■ The request
Below are some entries. Copy each line that holds the string "time".

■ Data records
-.-.-

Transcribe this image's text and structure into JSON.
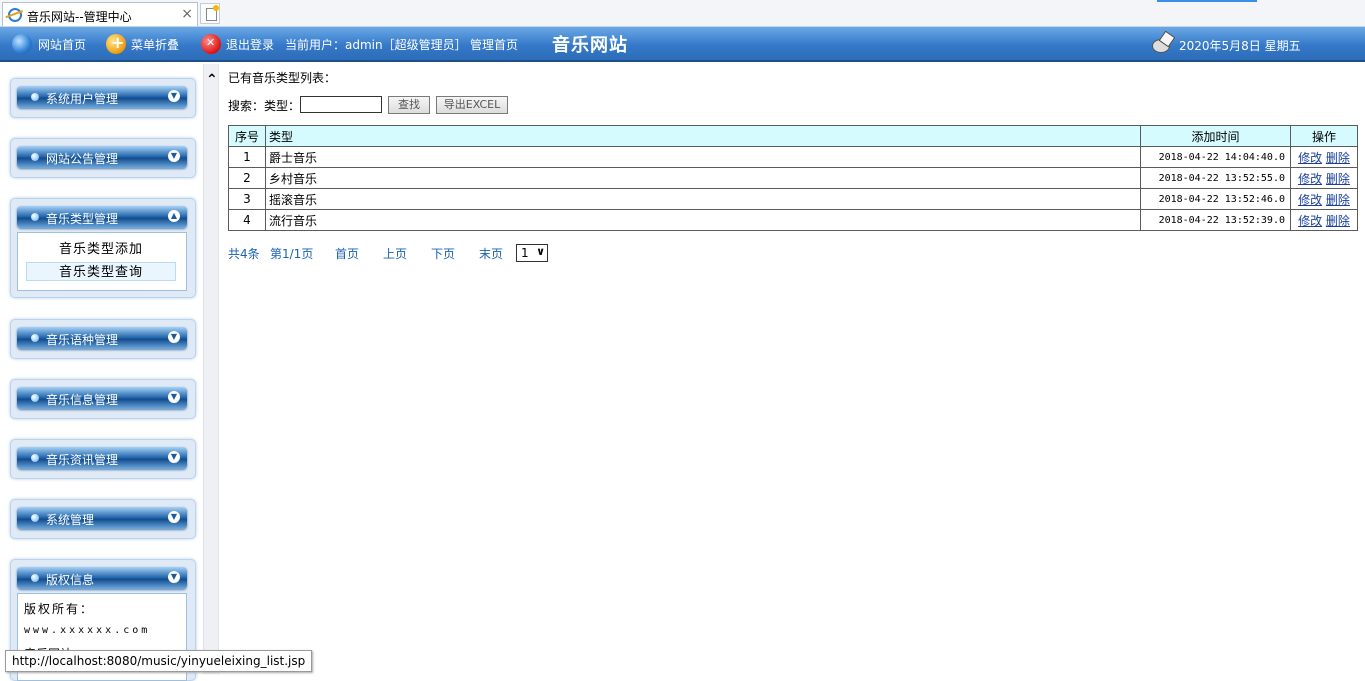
{
  "browser": {
    "tab_title": "音乐网站--管理中心",
    "close_glyph": "×",
    "status_url": "http://localhost:8080/music/yinyueleixing_list.jsp"
  },
  "header": {
    "home_label": "网站首页",
    "fold_label": "菜单折叠",
    "logout_label": "退出登录",
    "current_user": "当前用户：admin［超级管理员］",
    "admin_home_label": "管理首页",
    "site_name": "音乐网站",
    "date": "2020年5月8日 星期五"
  },
  "sidebar": {
    "menus": [
      {
        "label": "系统用户管理"
      },
      {
        "label": "网站公告管理"
      },
      {
        "label": "音乐类型管理",
        "items": [
          "音乐类型添加",
          "音乐类型查询"
        ]
      },
      {
        "label": "音乐语种管理"
      },
      {
        "label": "音乐信息管理"
      },
      {
        "label": "音乐资讯管理"
      },
      {
        "label": "系统管理"
      },
      {
        "label": "版权信息",
        "copyright_label": "版权所有：",
        "site": "www.xxxxxx.com",
        "extra": "音乐网站"
      }
    ]
  },
  "content": {
    "list_title": "已有音乐类型列表：",
    "search_label": "搜索：类型：",
    "search_value": "",
    "search_button": "查找",
    "export_button": "导出EXCEL",
    "table": {
      "headers": [
        "序号",
        "类型",
        "添加时间",
        "操作"
      ],
      "rows": [
        {
          "no": "1",
          "type": "爵士音乐",
          "time": "2018-04-22 14:04:40.0"
        },
        {
          "no": "2",
          "type": "乡村音乐",
          "time": "2018-04-22 13:52:55.0"
        },
        {
          "no": "3",
          "type": "摇滚音乐",
          "time": "2018-04-22 13:52:46.0"
        },
        {
          "no": "4",
          "type": "流行音乐",
          "time": "2018-04-22 13:52:39.0"
        }
      ],
      "edit_label": "修改",
      "delete_label": "删除"
    },
    "pager": {
      "total": "共4条",
      "page": "第1/1页",
      "first": "首页",
      "prev": "上页",
      "next": "下页",
      "last": "末页",
      "selected": "1"
    }
  },
  "colors": {
    "header_blue": "#3579c9",
    "table_header_bg": "#d5fbff",
    "link_blue": "#1a3f9e"
  }
}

-.-.-

■ Response to the task
          "time": "2018-04-22 14:04:40.0"
          "time": "2018-04-22 13:52:55.0"
          "time": "2018-04-22 13:52:46.0"
          "time": "2018-04-22 13:52:39.0"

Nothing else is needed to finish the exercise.